## Text section
================================

Dorney’s script is generally excellent; he quickly and efficiently establishes the tone and setting of the story with help from Martin Montague’s evocative sound design and Toby Hrycek-Robinson's dramatic score. The story’s numerous characters are also effectively introduced, including the non-nonsense Captain Shira (Caroline Langrishe); hot-tempered Prince Kylo (George Rainsford); elderly Tuvold (Clive Mantle), Aliona’s uncle and the Gadarel ambassador; conflicted Commander Corwyn (Dominic Rowan); the bigoted spaceship pilot Riga (Caroline Keiff); and solid, dependable trooper Tyron (Tim Treloar).
Not every character is written quite as effectively; Princess Aliona (Kirsty Besterman) comes across as somewhat two dimensional, an impression not helped by Besterman’s occasional overacting. Another minor script flaw is the introduction of a somewhat grating catchphrase, "Empire be praised!" uttered by most of the characters at one point or another during proceedings. It sounds extremely forced when first heard, though as events progress, the phrase takes on a more ominous, ironic tone.

================================

Pick up the audio drama review after its last sentence and continue it. The listing after this point is not needed.

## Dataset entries
================================

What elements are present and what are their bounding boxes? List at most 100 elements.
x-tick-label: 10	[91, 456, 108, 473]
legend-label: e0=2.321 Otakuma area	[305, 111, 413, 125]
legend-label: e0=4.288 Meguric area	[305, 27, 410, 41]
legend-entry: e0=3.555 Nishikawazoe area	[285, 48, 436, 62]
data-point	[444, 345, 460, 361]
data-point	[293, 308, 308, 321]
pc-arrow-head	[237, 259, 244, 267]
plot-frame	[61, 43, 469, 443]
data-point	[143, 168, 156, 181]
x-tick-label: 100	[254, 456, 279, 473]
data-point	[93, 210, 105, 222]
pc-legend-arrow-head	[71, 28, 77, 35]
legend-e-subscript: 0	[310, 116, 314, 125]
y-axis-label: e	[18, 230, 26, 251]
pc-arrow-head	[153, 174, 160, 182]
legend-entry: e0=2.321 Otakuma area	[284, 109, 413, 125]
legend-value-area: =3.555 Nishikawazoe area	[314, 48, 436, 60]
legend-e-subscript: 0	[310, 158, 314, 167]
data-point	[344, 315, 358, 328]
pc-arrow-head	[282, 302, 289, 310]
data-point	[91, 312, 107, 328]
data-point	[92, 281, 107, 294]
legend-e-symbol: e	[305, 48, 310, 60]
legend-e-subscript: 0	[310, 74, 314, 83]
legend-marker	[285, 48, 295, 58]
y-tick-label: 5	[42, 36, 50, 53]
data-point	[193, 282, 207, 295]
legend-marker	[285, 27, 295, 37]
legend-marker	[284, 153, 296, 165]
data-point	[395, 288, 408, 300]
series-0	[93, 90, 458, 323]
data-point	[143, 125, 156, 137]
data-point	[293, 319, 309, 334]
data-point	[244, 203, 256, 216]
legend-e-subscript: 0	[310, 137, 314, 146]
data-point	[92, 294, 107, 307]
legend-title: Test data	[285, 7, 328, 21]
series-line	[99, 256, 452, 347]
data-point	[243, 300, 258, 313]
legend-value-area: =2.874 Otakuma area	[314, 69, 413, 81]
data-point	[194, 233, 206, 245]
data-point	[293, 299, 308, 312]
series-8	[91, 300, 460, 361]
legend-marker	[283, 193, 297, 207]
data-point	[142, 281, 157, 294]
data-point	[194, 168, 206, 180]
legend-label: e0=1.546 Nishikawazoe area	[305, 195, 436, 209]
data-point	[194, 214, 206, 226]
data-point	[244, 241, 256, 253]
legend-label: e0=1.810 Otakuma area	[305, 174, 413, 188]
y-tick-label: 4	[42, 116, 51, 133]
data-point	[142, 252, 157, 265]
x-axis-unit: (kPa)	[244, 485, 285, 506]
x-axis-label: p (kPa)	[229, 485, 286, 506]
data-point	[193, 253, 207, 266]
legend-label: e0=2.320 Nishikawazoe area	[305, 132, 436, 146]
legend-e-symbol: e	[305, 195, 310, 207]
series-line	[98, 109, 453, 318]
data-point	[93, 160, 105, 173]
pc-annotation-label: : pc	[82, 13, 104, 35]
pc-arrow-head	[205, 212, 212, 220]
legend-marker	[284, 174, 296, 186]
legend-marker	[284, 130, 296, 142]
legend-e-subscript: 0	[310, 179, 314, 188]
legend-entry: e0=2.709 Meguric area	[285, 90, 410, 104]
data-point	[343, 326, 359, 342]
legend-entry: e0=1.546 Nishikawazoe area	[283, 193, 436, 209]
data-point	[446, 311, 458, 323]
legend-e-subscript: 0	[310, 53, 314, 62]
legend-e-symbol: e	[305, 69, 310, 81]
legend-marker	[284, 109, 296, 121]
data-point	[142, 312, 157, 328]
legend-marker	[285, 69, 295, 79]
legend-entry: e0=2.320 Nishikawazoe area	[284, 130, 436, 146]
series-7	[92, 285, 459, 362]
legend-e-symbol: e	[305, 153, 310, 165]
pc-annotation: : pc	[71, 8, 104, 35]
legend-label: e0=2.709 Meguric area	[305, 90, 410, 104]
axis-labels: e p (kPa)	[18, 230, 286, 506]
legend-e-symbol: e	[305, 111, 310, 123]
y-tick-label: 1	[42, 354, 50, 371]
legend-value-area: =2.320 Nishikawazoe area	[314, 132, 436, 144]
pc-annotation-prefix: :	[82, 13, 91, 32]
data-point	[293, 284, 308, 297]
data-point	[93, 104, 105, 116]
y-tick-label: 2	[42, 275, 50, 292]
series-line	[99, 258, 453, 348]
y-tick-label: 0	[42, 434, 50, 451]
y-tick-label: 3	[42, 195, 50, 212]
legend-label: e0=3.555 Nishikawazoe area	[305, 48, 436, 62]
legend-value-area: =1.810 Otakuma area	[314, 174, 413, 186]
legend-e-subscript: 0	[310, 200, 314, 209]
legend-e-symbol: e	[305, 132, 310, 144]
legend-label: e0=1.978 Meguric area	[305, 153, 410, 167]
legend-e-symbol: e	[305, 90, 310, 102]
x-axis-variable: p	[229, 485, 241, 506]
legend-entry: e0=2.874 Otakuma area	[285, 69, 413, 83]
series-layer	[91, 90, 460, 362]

================================

## Response
Another flaw is the introduction of the adventure’s new monster. In episode one, a saboteur aboard the rescue ship releases a caged Igris, described somewhat floridly by Ambassador Tuvold as "an eight foot tall bipedal killing machine; a sabre-toothed emissary of death". The presence of such a beast aboard the rescue ship strains credibility, and even after an explanation for its presence is offered, it still seems a trifle unlikely.
The narrative itself is fast-paced and engaging; a judicious mix of action-adventure tropes, the occasional in-joke, and more than a hint of the pessimistic tone of such Fifth Doctor adventures as Warriors of the Deep and Resurrection of the Daleks. Director Ken Bentley keeps a tight lid on the story, and maintains the pace nicely. The action never flags across the four episodes; events swiftly propel the Doctor from one drama to another towards a particularly bleak climax.